** begin Record extracts **

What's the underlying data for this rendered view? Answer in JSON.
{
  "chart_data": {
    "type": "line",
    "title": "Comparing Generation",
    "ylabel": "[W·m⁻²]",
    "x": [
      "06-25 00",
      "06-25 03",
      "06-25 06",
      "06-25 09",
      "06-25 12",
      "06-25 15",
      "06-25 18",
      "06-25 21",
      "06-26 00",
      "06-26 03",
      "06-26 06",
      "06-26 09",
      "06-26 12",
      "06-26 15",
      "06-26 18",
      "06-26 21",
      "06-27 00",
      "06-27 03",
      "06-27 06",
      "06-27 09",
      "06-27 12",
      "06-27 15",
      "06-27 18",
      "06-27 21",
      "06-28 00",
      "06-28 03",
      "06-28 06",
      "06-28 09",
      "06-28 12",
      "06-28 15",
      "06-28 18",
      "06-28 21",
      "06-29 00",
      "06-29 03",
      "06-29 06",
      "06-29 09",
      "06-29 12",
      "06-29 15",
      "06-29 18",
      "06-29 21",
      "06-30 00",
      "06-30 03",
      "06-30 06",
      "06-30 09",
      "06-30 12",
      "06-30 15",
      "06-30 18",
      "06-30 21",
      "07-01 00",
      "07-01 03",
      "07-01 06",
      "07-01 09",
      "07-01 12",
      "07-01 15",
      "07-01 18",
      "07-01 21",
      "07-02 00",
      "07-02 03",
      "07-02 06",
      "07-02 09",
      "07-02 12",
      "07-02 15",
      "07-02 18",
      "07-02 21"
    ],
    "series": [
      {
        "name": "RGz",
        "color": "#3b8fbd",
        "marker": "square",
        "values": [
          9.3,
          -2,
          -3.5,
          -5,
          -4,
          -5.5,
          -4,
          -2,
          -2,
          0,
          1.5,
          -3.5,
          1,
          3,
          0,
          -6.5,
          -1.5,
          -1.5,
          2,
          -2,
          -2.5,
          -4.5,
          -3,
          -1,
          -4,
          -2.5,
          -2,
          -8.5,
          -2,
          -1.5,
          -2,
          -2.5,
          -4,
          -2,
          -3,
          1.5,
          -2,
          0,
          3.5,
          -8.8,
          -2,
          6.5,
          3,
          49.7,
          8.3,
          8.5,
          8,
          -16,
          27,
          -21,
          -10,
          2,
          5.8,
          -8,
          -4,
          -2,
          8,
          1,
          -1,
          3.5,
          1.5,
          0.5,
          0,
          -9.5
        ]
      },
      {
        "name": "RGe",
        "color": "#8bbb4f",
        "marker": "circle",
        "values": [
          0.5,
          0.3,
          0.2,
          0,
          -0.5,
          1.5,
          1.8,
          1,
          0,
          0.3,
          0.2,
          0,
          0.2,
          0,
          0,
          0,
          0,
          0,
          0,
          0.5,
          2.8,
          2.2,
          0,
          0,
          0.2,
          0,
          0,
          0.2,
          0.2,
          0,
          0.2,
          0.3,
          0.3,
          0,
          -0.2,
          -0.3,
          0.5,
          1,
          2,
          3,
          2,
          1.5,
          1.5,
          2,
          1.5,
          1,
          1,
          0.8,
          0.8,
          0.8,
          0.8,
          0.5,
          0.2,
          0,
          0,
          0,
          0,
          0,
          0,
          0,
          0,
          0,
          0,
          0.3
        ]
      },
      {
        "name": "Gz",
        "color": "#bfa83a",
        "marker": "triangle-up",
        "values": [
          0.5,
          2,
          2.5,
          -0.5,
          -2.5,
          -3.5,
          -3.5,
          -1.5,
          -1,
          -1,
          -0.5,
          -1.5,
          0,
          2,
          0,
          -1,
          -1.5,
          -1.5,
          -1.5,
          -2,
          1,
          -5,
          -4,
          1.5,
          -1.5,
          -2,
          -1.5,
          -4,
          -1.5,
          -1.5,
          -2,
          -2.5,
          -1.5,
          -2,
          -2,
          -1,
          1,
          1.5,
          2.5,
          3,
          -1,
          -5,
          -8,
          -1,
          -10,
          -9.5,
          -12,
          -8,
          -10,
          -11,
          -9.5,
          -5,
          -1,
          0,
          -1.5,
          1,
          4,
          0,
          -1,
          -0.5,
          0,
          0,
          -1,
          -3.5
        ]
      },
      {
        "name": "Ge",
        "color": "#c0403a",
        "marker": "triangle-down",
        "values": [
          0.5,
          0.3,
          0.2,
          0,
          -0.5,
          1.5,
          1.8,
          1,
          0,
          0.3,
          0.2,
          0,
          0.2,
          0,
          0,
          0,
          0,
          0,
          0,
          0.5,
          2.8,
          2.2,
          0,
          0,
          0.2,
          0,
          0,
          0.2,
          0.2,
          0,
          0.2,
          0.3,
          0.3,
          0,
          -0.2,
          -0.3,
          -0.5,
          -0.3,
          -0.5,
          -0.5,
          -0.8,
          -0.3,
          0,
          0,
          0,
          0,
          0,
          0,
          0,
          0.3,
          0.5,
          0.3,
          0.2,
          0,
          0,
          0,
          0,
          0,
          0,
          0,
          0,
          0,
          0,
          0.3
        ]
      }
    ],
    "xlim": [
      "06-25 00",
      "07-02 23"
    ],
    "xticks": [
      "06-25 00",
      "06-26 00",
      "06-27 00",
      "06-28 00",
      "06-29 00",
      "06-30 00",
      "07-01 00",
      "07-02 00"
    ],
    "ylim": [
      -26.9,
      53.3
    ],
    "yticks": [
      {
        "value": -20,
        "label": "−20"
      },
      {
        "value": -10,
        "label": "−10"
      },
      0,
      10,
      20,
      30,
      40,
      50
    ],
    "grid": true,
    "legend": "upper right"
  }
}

** end Record extracts **

Faithfully copy every entry, leaving nothing out.

What's the underlying data for this rendered view? Answer in JSON.
{
  "chart_data": {
    "type": "line",
    "title": "Comparing Generation",
    "ylabel": "[W·m⁻²]",
    "x": [
      "06-25 00",
      "06-25 03",
      "06-25 06",
      "06-25 09",
      "06-25 12",
      "06-25 15",
      "06-25 18",
      "06-25 21",
      "06-26 00",
      "06-26 03",
      "06-26 06",
      "06-26 09",
      "06-26 12",
      "06-26 15",
      "06-26 18",
      "06-26 21",
      "06-27 00",
      "06-27 03",
      "06-27 06",
      "06-27 09",
      "06-27 12",
      "06-27 15",
      "06-27 18",
      "06-27 21",
      "06-28 00",
      "06-28 03",
      "06-28 06",
      "06-28 09",
      "06-28 12",
      "06-28 15",
      "06-28 18",
      "06-28 21",
      "06-29 00",
      "06-29 03",
      "06-29 06",
      "06-29 09",
      "06-29 12",
      "06-29 15",
      "06-29 18",
      "06-29 21",
      "06-30 00",
      "06-30 03",
      "06-30 06",
      "06-30 09",
      "06-30 12",
      "06-30 15",
      "06-30 18",
      "06-30 21",
      "07-01 00",
      "07-01 03",
      "07-01 06",
      "07-01 09",
      "07-01 12",
      "07-01 15",
      "07-01 18",
      "07-01 21",
      "07-02 00",
      "07-02 03",
      "07-02 06",
      "07-02 09",
      "07-02 12",
      "07-02 15",
      "07-02 18",
      "07-02 21"
    ],
    "series": [
      {
        "name": "RGz",
        "color": "#3b8fbd",
        "marker": "square",
        "values": [
          9.3,
          -2,
          -3.5,
          -5,
          -4,
          -5.5,
          -4,
          -2,
          -2,
          0,
          1.5,
          -3.5,
          1,
          3,
          0,
          -6.5,
          -1.5,
          -1.5,
          2,
          -2,
          -2.5,
          -4.5,
          -3,
          -1,
          -4,
          -2.5,
          -2,
          -8.5,
          -2,
          -1.5,
          -2,
          -2.5,
          -4,
          -2,
          -3,
          1.5,
          -2,
          0,
          3.5,
          -8.8,
          -2,
          6.5,
          3,
          49.7,
          8.3,
          8.5,
          8,
          -16,
          27,
          -21,
          -10,
          2,
          5.8,
          -8,
          -4,
          -2,
          8,
          1,
          -1,
          3.5,
          1.5,
          0.5,
          0,
          -9.5
        ]
      },
      {
        "name": "RGe",
        "color": "#8bbb4f",
        "marker": "circle",
        "values": [
          0.5,
          0.3,
          0.2,
          0,
          -0.5,
          1.5,
          1.8,
          1,
          0,
          0.3,
          0.2,
          0,
          0.2,
          0,
          0,
          0,
          0,
          0,
          0,
          0.5,
          2.8,
          2.2,
          0,
          0,
          0.2,
          0,
          0,
          0.2,
          0.2,
          0,
          0.2,
          0.3,
          0.3,
          0,
          -0.2,
          -0.3,
          0.5,
          1,
          2,
          3,
          2,
          1.5,
          1.5,
          2,
          1.5,
          1,
          1,
          0.8,
          0.8,
          0.8,
          0.8,
          0.5,
          0.2,
          0,
          0,
          0,
          0,
          0,
          0,
          0,
          0,
          0,
          0,
          0.3
        ]
      },
      {
        "name": "Gz",
        "color": "#bfa83a",
        "marker": "triangle-up",
        "values": [
          0.5,
          2,
          2.5,
          -0.5,
          -2.5,
          -3.5,
          -3.5,
          -1.5,
          -1,
          -1,
          -0.5,
          -1.5,
          0,
          2,
          0,
          -1,
          -1.5,
          -1.5,
          -1.5,
          -2,
          1,
          -5,
          -4,
          1.5,
          -1.5,
          -2,
          -1.5,
          -4,
          -1.5,
          -1.5,
          -2,
          -2.5,
          -1.5,
          -2,
          -2,
          -1,
          1,
          1.5,
          2.5,
          3,
          -1,
          -5,
          -8,
          -1,
          -10,
          -9.5,
          -12,
          -8,
          -10,
          -11,
          -9.5,
          -5,
          -1,
          0,
          -1.5,
          1,
          4,
          0,
          -1,
          -0.5,
          0,
          0,
          -1,
          -3.5
        ]
      },
      {
        "name": "Ge",
        "color": "#c0403a",
        "marker": "triangle-down",
        "values": [
          0.5,
          0.3,
          0.2,
          0,
          -0.5,
          1.5,
          1.8,
          1,
          0,
          0.3,
          0.2,
          0,
          0.2,
          0,
          0,
          0,
          0,
          0,
          0,
          0.5,
          2.8,
          2.2,
          0,
          0,
          0.2,
          0,
          0,
          0.2,
          0.2,
          0,
          0.2,
          0.3,
          0.3,
          0,
          -0.2,
          -0.3,
          -0.5,
          -0.3,
          -0.5,
          -0.5,
          -0.8,
          -0.3,
          0,
          0,
          0,
          0,
          0,
          0,
          0,
          0.3,
          0.5,
          0.3,
          0.2,
          0,
          0,
          0,
          0,
          0,
          0,
          0,
          0,
          0,
          0,
          0.3
        ]
      }
    ],
    "xlim": [
      "06-25 00",
      "07-02 23"
    ],
    "xticks": [
      "06-25 00",
      "06-26 00",
      "06-27 00",
      "06-28 00",
      "06-29 00",
      "06-30 00",
      "07-01 00",
      "07-02 00"
    ],
    "ylim": [
      -26.9,
      53.3
    ],
    "yticks": [
      {
        "value": -20,
        "label": "−20"
      },
      {
        "value": -10,
        "label": "−10"
      },
      0,
      10,
      20,
      30,
      40,
      50
    ],
    "grid": true,
    "legend": "upper right"
  }
}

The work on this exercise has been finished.